_Written exercise 1:_ List every court case that the dissent in State v. Phillips cites as authority.

_Page excerpt:_
►
State v. Phillips

ANN WALSH BRADLEY, J.

¶ 51. (dissenting). Like the court of appeals, I conclude that the evidence seized during the warrantless search should be excluded because it was seized as a result of the agents' exploitation of their concededly unconstitutional entry. Both the facts of this case and precedent support this conclusion.

¶ 52. The issue is whether the connection between the illegal police entry and the subsequent seizure of evidence has become so attenuated as to purge the seizure from the taint of the constitutional violation. It is the State's burden to prove the admissibility of evidence after the primary taint has been established. See State v. Walker, 154 Wis. 2d 158, 186, 453 N.W.2d 127 (1990).

¶ 53. The attenuation issue focuses on three primary factors: temporal proximity, intervening circumstances, and the purpose and flagrancy of any official misconduct. See Brown v. Illinois, 422 U.S. 590 (1975); State v. Anderson, 165 Wis. 2d 441, 448, 477 N.W.2d 277 (1991). The majority's review of the facts of this case leads it to conclude that the defendant's consent to search and the agents' subsequent discovery of illegal drugs were purged of any taint arising from the unconstitutional entry. I disagree.

¶ 54. Consideration of the first factor, temporal proximity, includes measurement of the intervening time as well as consideration of then existing conditions which might outweigh the short time interval. *214See Anderson, 165 Wis. 2d at 449; State v. Tobias, 196 Wis. 2d 537, 548, 538 N.W.2d 843 (Ct. App. 1995). The existence of a "congenial atmosphere" may thus weigh in favor of attenuation. See Rawlings v. Kentucky, 448 U.S. 98, 108 (1980); Anderson, 165 Wis. 2d at 449. Neither the short time interval nor the existing conditions weigh in favor of attenuation in this case.
◄
_Data for the task:_
►
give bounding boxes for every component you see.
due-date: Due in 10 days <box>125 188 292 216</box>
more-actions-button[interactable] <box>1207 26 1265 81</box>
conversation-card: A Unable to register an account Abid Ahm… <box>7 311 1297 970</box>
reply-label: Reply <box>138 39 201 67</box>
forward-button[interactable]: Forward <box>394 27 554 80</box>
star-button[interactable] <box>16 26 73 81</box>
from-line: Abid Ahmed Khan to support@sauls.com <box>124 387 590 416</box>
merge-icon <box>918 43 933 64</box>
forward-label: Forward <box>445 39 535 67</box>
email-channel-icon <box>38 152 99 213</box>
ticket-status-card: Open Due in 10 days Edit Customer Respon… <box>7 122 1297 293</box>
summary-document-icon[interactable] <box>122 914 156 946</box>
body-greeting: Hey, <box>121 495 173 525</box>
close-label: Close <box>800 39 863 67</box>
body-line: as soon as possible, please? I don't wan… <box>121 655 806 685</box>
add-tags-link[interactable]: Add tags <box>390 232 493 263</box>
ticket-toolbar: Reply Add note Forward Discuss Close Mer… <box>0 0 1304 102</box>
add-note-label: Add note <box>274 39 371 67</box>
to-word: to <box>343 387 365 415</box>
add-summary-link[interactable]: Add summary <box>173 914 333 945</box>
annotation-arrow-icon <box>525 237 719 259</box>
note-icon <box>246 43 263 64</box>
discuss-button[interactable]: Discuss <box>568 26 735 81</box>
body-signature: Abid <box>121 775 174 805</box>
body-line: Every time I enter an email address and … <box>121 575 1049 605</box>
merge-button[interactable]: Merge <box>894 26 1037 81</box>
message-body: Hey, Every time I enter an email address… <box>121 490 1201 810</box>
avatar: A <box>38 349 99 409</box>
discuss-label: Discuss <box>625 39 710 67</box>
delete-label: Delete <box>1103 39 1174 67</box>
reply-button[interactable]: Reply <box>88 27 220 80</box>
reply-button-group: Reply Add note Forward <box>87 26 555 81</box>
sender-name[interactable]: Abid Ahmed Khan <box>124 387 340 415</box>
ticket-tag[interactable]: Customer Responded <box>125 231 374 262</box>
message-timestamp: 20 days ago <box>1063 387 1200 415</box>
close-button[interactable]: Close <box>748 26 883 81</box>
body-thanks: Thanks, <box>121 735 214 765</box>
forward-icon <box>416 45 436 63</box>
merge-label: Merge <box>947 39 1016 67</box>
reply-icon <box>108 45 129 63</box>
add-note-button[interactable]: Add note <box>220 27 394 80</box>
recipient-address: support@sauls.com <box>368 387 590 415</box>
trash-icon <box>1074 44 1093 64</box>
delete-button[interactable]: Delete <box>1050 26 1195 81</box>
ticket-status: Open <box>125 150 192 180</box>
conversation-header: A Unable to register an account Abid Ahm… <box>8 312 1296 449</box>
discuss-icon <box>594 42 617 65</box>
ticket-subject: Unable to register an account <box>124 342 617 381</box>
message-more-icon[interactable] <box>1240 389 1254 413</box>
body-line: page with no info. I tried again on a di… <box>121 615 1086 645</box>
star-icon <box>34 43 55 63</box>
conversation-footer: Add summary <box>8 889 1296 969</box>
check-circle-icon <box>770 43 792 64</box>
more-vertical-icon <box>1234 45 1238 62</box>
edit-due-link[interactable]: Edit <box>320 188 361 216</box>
◄
_Written exercise 2:_ Please rewrite the records as a numbered list, from their first line through the line with "body-line: Every time", omitting blank lines.

_Solution 1:_
- State v. Walker
- Brown v. Illinois
- State v. Anderson
- State v. Tobias
- Rawlings v. Kentucky

_Solution 2:_
1. give bounding boxes for every component you see.
2. due-date: Due in 10 days <box>125 188 292 216</box>
3. more-actions-button[interactable] <box>1207 26 1265 81</box>
4. conversation-card: A Unable to register an account Abid Ahm… <box>7 311 1297 970</box>
5. reply-label: Reply <box>138 39 201 67</box>
6. forward-button[interactable]: Forward <box>394 27 554 80</box>
7. star-button[interactable] <box>16 26 73 81</box>
8. from-line: Abid Ahmed Khan to support@sauls.com <box>124 387 590 416</box>
9. merge-icon <box>918 43 933 64</box>
10. forward-label: Forward <box>445 39 535 67</box>
11. email-channel-icon <box>38 152 99 213</box>
12. ticket-status-card: Open Due in 10 days Edit Customer Respon… <box>7 122 1297 293</box>
13. summary-document-icon[interactable] <box>122 914 156 946</box>
14. body-greeting: Hey, <box>121 495 173 525</box>
15. close-label: Close <box>800 39 863 67</box>
16. body-line: as soon as possible, please? I don't wan… <box>121 655 806 685</box>
17. add-tags-link[interactable]: Add tags <box>390 232 493 263</box>
18. ticket-toolbar: Reply Add note Forward Discuss Close Mer… <box>0 0 1304 102</box>
19. add-note-label: Add note <box>274 39 371 67</box>
20. to-word: to <box>343 387 365 415</box>
21. add-summary-link[interactable]: Add summary <box>173 914 333 945</box>
22. annotation-arrow-icon <box>525 237 719 259</box>
23. note-icon <box>246 43 263 64</box>
24. discuss-button[interactable]: Discuss <box>568 26 735 81</box>
25. body-signature: Abid <box>121 775 174 805</box>
26. body-line: Every time I enter an email address and … <box>121 575 1049 605</box>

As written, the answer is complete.